AIM OF THE EXERCISE
Restate all of the entries exactly, dropping any pictures they hold.

DATA PROVIDED
^^^^
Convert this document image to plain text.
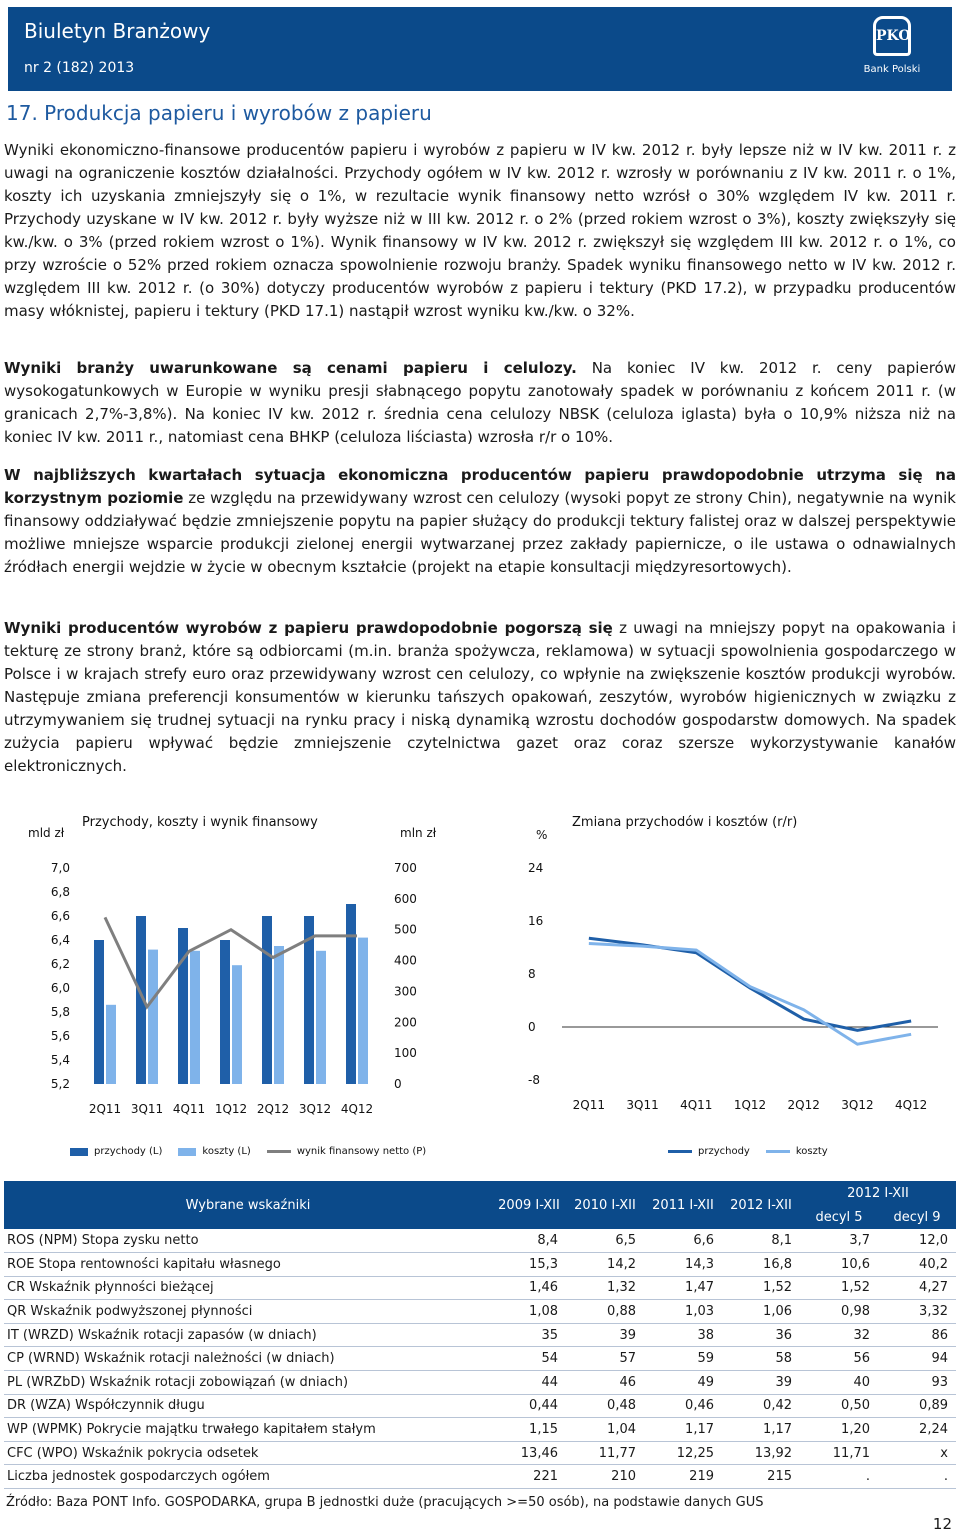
Biuletyn Branżowy
nr 2 (182) 2013
PKO
Bank Polski
17. Produkcja papieru i wyrobów z papieru
Wyniki ekonomiczno-finansowe producentów papieru i wyrobów z papieru w IV kw. 2012 r. były lepsze niż w IV kw. 2011 r. z uwagi na ograniczenie kosztów działalności. Przychody ogółem w IV kw. 2012 r. wzrosły w porównaniu z IV kw. 2011 r. o 1%, koszty ich uzyskania zmniejszyły się o 1%, w rezultacie wynik finansowy netto wzrósł o 30% względem IV kw. 2011 r. Przychody uzyskane w IV kw. 2012 r. były wyższe niż w III kw. 2012 r. o 2% (przed rokiem wzrost o 3%), koszty zwiększyły się kw./kw. o 3% (przed rokiem wzrost o 1%). Wynik finansowy w IV kw. 2012 r. zwiększył się względem III kw. 2012 r. o 1%, co przy wzroście o 52% przed rokiem oznacza spowolnienie rozwoju branży. Spadek wyniku finansowego netto w IV kw. 2012 r. względem III kw. 2012 r. (o 30%) dotyczy producentów wyrobów z papieru i tektury (PKD 17.2), w przypadku producentów masy włóknistej, papieru i tektury (PKD 17.1) nastąpił wzrost wyniku kw./kw. o 32%.
Wyniki branży uwarunkowane są cenami papieru i celulozy. Na koniec IV kw. 2012 r. ceny papierów wysokogatunkowych w Europie w wyniku presji słabnącego popytu zanotowały spadek w porównaniu z końcem 2011 r. (w granicach 2,7%-3,8%). Na koniec IV kw. 2012 r. średnia cena celulozy NBSK (celuloza iglasta) była o 10,9% niższa niż na koniec IV kw. 2011 r., natomiast cena BHKP (celuloza liściasta) wzrosła r/r o 10%.
W najbliższych kwartałach sytuacja ekonomiczna producentów papieru prawdopodobnie utrzyma się na korzystnym poziomie ze względu na przewidywany wzrost cen celulozy (wysoki popyt ze strony Chin), negatywnie na wynik finansowy oddziaływać będzie zmniejszenie popytu na papier służący do produkcji tektury falistej oraz w dalszej perspektywie możliwe mniejsze wsparcie produkcji zielonej energii wytwarzanej przez zakłady papiernicze, o ile ustawa o odnawialnych źródłach energii wejdzie w życie w obecnym kształcie (projekt na etapie konsultacji międzyresortowych).
Wyniki producentów wyrobów z papieru prawdopodobnie pogorszą się z uwagi na mniejszy popyt na opakowania i tekturę ze strony branż, które są odbiorcami (m.in. branża spożywcza, reklamowa) w sytuacji spowolnienia gospodarczego w Polsce i w krajach strefy euro oraz przewidywany wzrost cen celulozy, co wpłynie na zwiększenie kosztów produkcji wyrobów. Następuje zmiana preferencji konsumentów w kierunku tańszych opakowań, zeszytów, wyrobów higienicznych w związku z utrzymywaniem się trudnej sytuacji na rynku pracy i niską dynamiką wzrostu dochodów gospodarstw domowych. Na spadek zużycia papieru wpływać będzie zmniejszenie czytelnictwa gazet oraz coraz szersze wykorzystywanie kanałów elektronicznych.
mld zł
Przychody, koszty i wynik finansowy
mln zł
7,0
6,8
6,6
6,4
6,2
6,0
5,8
5,6
5,4
5,2
700
600
500
400
300
200
100
0
2Q11 3Q11 4Q11 1Q12 2Q12 3Q12 4Q12
przychody (L)	koszty (L)	wynik finansowy netto (P)
%
Zmiana przychodów i kosztów (r/r)
24
16
8
0
-8
2Q11 3Q11 4Q11 1Q12 2Q12 3Q12 4Q12
przychody	koszty
Wybrane wskaźniki	2009 I-XII	2010 I-XII	2011 I-XII	2012 I-XII	2012 I-XII	
					decyl 5	decyl 9
ROS (NPM) Stopa zysku netto	8,4	6,5	6,6	8,1	3,7	12,0
ROE Stopa rentowności kapitału własnego	15,3	14,2	14,3	16,8	10,6	40,2
CR Wskaźnik płynności bieżącej	1,46	1,32	1,47	1,52	1,52	4,27
QR Wskaźnik podwyższonej płynności	1,08	0,88	1,03	1,06	0,98	3,32
IT (WRZD) Wskaźnik rotacji zapasów (w dniach)	35	39	38	36	32	86
CP (WRND) Wskaźnik rotacji należności (w dniach)	54	57	59	58	56	94
PL (WRZbD) Wskaźnik rotacji zobowiązań (w dniach)	44	46	49	39	40	93
DR (WZA) Współczynnik długu	0,44	0,48	0,46	0,42	0,50	0,89
WP (WPMK) Pokrycie majątku trwałego kapitałem stałym	1,15	1,04	1,17	1,17	1,20	2,24
CFC (WPO) Wskaźnik pokrycia odsetek	13,46	11,77	12,25	13,92	11,71	x
Liczba jednostek gospodarczych ogółem	221	210	219	215	.	.
Źródło: Baza PONT Info. GOSPODARKA, grupa B jednostki duże (pracujących >=50 osób), na podstawie danych GUS
12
^^^^
OUTPUT
Convert this document image to plain text.
Biuletyn Branżowy
nr 2 (182) 2013
PKO
Bank Polski
17. Produkcja papieru i wyrobów z papieru
Wyniki ekonomiczno-finansowe producentów papieru i wyrobów z papieru w IV kw. 2012 r. były lepsze niż w IV kw. 2011 r. z uwagi na ograniczenie kosztów działalności. Przychody ogółem w IV kw. 2012 r. wzrosły w porównaniu z IV kw. 2011 r. o 1%, koszty ich uzyskania zmniejszyły się o 1%, w rezultacie wynik finansowy netto wzrósł o 30% względem IV kw. 2011 r. Przychody uzyskane w IV kw. 2012 r. były wyższe niż w III kw. 2012 r. o 2% (przed rokiem wzrost o 3%), koszty zwiększyły się kw./kw. o 3% (przed rokiem wzrost o 1%). Wynik finansowy w IV kw. 2012 r. zwiększył się względem III kw. 2012 r. o 1%, co przy wzroście o 52% przed rokiem oznacza spowolnienie rozwoju branży. Spadek wyniku finansowego netto w IV kw. 2012 r. względem III kw. 2012 r. (o 30%) dotyczy producentów wyrobów z papieru i tektury (PKD 17.2), w przypadku producentów masy włóknistej, papieru i tektury (PKD 17.1) nastąpił wzrost wyniku kw./kw. o 32%.
Wyniki branży uwarunkowane są cenami papieru i celulozy. Na koniec IV kw. 2012 r. ceny papierów wysokogatunkowych w Europie w wyniku presji słabnącego popytu zanotowały spadek w porównaniu z końcem 2011 r. (w granicach 2,7%-3,8%). Na koniec IV kw. 2012 r. średnia cena celulozy NBSK (celuloza iglasta) była o 10,9% niższa niż na koniec IV kw. 2011 r., natomiast cena BHKP (celuloza liściasta) wzrosła r/r o 10%.
W najbliższych kwartałach sytuacja ekonomiczna producentów papieru prawdopodobnie utrzyma się na korzystnym poziomie ze względu na przewidywany wzrost cen celulozy (wysoki popyt ze strony Chin), negatywnie na wynik finansowy oddziaływać będzie zmniejszenie popytu na papier służący do produkcji tektury falistej oraz w dalszej perspektywie możliwe mniejsze wsparcie produkcji zielonej energii wytwarzanej przez zakłady papiernicze, o ile ustawa o odnawialnych źródłach energii wejdzie w życie w obecnym kształcie (projekt na etapie konsultacji międzyresortowych).
Wyniki producentów wyrobów z papieru prawdopodobnie pogorszą się z uwagi na mniejszy popyt na opakowania i tekturę ze strony branż, które są odbiorcami (m.in. branża spożywcza, reklamowa) w sytuacji spowolnienia gospodarczego w Polsce i w krajach strefy euro oraz przewidywany wzrost cen celulozy, co wpłynie na zwiększenie kosztów produkcji wyrobów. Następuje zmiana preferencji konsumentów w kierunku tańszych opakowań, zeszytów, wyrobów higienicznych w związku z utrzymywaniem się trudnej sytuacji na rynku pracy i niską dynamiką wzrostu dochodów gospodarstw domowych. Na spadek zużycia papieru wpływać będzie zmniejszenie czytelnictwa gazet oraz coraz szersze wykorzystywanie kanałów elektronicznych.
mld zł
Przychody, koszty i wynik finansowy
mln zł
7,0
6,8
6,6
6,4
6,2
6,0
5,8
5,6
5,4
5,2
700
600
500
400
300
200
100
0
2Q11 3Q11 4Q11 1Q12 2Q12 3Q12 4Q12
przychody (L)	koszty (L)	wynik finansowy netto (P)
%
Zmiana przychodów i kosztów (r/r)
24
16
8
0
-8
2Q11 3Q11 4Q11 1Q12 2Q12 3Q12 4Q12
przychody	koszty
Wybrane wskaźniki	2009 I-XII	2010 I-XII	2011 I-XII	2012 I-XII	2012 I-XII	
					decyl 5	decyl 9
ROS (NPM) Stopa zysku netto	8,4	6,5	6,6	8,1	3,7	12,0
ROE Stopa rentowności kapitału własnego	15,3	14,2	14,3	16,8	10,6	40,2
CR Wskaźnik płynności bieżącej	1,46	1,32	1,47	1,52	1,52	4,27
QR Wskaźnik podwyższonej płynności	1,08	0,88	1,03	1,06	0,98	3,32
IT (WRZD) Wskaźnik rotacji zapasów (w dniach)	35	39	38	36	32	86
CP (WRND) Wskaźnik rotacji należności (w dniach)	54	57	59	58	56	94
PL (WRZbD) Wskaźnik rotacji zobowiązań (w dniach)	44	46	49	39	40	93
DR (WZA) Współczynnik długu	0,44	0,48	0,46	0,42	0,50	0,89
WP (WPMK) Pokrycie majątku trwałego kapitałem stałym	1,15	1,04	1,17	1,17	1,20	2,24
CFC (WPO) Wskaźnik pokrycia odsetek	13,46	11,77	12,25	13,92	11,71	x
Liczba jednostek gospodarczych ogółem	221	210	219	215	.	.
Źródło: Baza PONT Info. GOSPODARKA, grupa B jednostki duże (pracujących >=50 osób), na podstawie danych GUS
12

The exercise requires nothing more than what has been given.